Set exercise >> Find out how many lines of the material contain the string "empty" and give only that figure.

*** Data to process ***

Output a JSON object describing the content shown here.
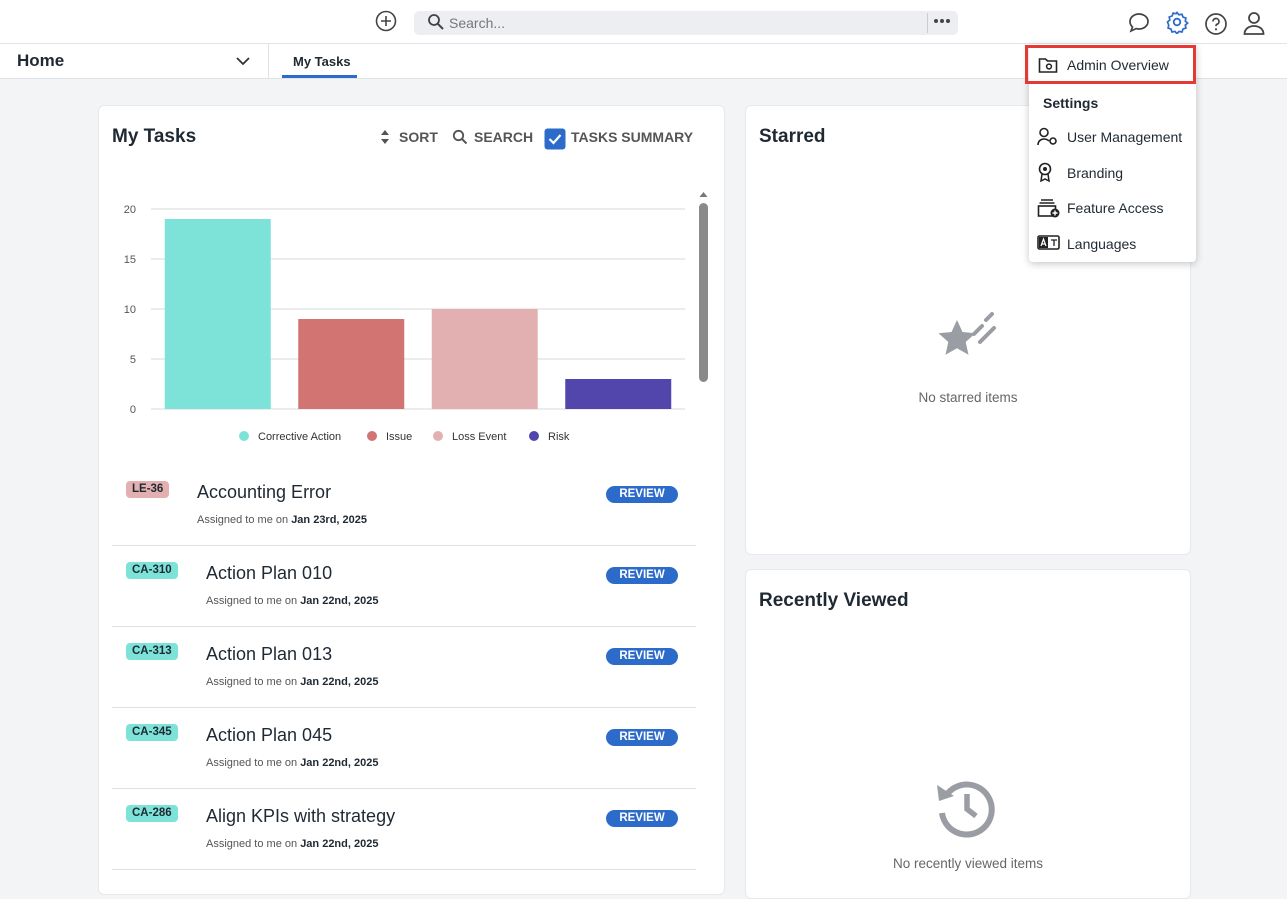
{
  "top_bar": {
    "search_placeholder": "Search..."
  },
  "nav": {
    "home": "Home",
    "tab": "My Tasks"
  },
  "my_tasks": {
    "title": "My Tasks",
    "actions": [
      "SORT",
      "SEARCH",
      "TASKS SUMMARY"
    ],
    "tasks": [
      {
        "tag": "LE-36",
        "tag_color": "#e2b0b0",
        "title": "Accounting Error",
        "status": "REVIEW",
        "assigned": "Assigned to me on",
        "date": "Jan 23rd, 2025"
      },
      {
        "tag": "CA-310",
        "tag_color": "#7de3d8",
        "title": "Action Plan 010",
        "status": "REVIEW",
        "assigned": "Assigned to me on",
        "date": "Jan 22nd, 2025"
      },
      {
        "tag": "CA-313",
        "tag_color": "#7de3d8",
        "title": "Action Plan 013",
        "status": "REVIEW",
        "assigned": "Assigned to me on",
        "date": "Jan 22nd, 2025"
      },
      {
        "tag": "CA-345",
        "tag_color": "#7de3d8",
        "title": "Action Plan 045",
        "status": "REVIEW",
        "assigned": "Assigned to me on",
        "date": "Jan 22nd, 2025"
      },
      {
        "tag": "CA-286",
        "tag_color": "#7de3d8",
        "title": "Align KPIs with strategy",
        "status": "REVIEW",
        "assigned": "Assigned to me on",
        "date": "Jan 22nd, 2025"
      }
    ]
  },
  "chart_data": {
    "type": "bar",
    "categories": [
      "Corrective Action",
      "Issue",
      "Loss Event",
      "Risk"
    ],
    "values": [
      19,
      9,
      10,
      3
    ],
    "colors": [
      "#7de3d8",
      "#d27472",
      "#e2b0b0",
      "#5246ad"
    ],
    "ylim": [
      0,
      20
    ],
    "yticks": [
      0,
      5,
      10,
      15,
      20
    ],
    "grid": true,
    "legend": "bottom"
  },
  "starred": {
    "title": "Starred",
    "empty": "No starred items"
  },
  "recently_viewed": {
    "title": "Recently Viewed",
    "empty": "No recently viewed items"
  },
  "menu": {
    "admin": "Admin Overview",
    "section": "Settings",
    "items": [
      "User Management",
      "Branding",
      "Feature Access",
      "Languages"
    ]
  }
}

***

Written response >> 2